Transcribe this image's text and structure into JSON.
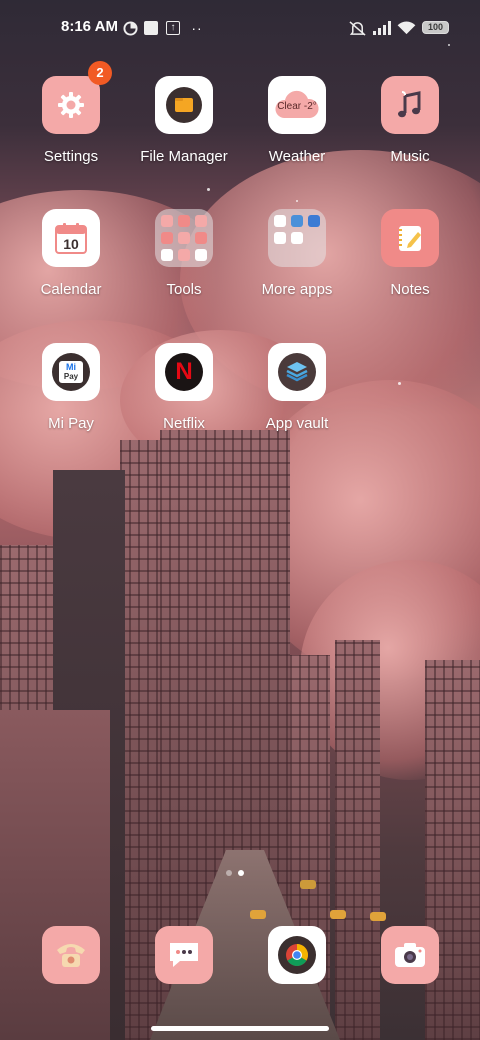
{
  "status_bar": {
    "time": "8:16 AM",
    "icons_left": [
      "data-saver-icon",
      "notification-square-icon",
      "upload-icon",
      "more-dots-icon"
    ],
    "icons_right": [
      "mute-icon",
      "signal-icon",
      "wifi-icon"
    ],
    "battery": "100"
  },
  "apps": [
    {
      "label": "Settings",
      "icon": "gear-icon",
      "badge": "2"
    },
    {
      "label": "File Manager",
      "icon": "folder-icon"
    },
    {
      "label": "Weather",
      "icon": "cloud-icon",
      "tile_text": "Clear -2°"
    },
    {
      "label": "Music",
      "icon": "music-note-icon"
    },
    {
      "label": "Calendar",
      "icon": "calendar-icon",
      "tile_text": "10"
    },
    {
      "label": "Tools",
      "icon": "folder-grid-icon"
    },
    {
      "label": "More apps",
      "icon": "folder-grid-icon"
    },
    {
      "label": "Notes",
      "icon": "notepad-icon"
    },
    {
      "label": "Mi Pay",
      "icon": "mi-pay-icon",
      "tile_text_top": "Mi",
      "tile_text_bottom": "Pay"
    },
    {
      "label": "Netflix",
      "icon": "netflix-icon",
      "tile_text": "N"
    },
    {
      "label": "App vault",
      "icon": "layers-icon"
    }
  ],
  "dock": [
    {
      "name": "Phone",
      "icon": "telephone-icon"
    },
    {
      "name": "Messages",
      "icon": "chat-bubble-icon"
    },
    {
      "name": "Chrome",
      "icon": "chrome-icon"
    },
    {
      "name": "Camera",
      "icon": "camera-icon"
    }
  ],
  "colors": {
    "tile_pink": "#f4a9a8",
    "tile_white": "#ffffff",
    "badge": "#f15a24",
    "netflix_red": "#e50914"
  }
}
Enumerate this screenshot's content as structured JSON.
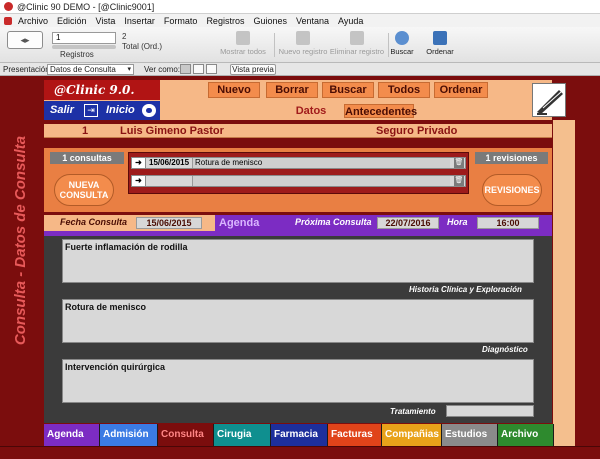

┄┄┄┄┄┄┄┄┄┄

In the material above, find each line that contains the word "name", and select it.

      "name": "Phone",
      "name": "Messages",
      "name": "Chrome",
      "name": "Camera",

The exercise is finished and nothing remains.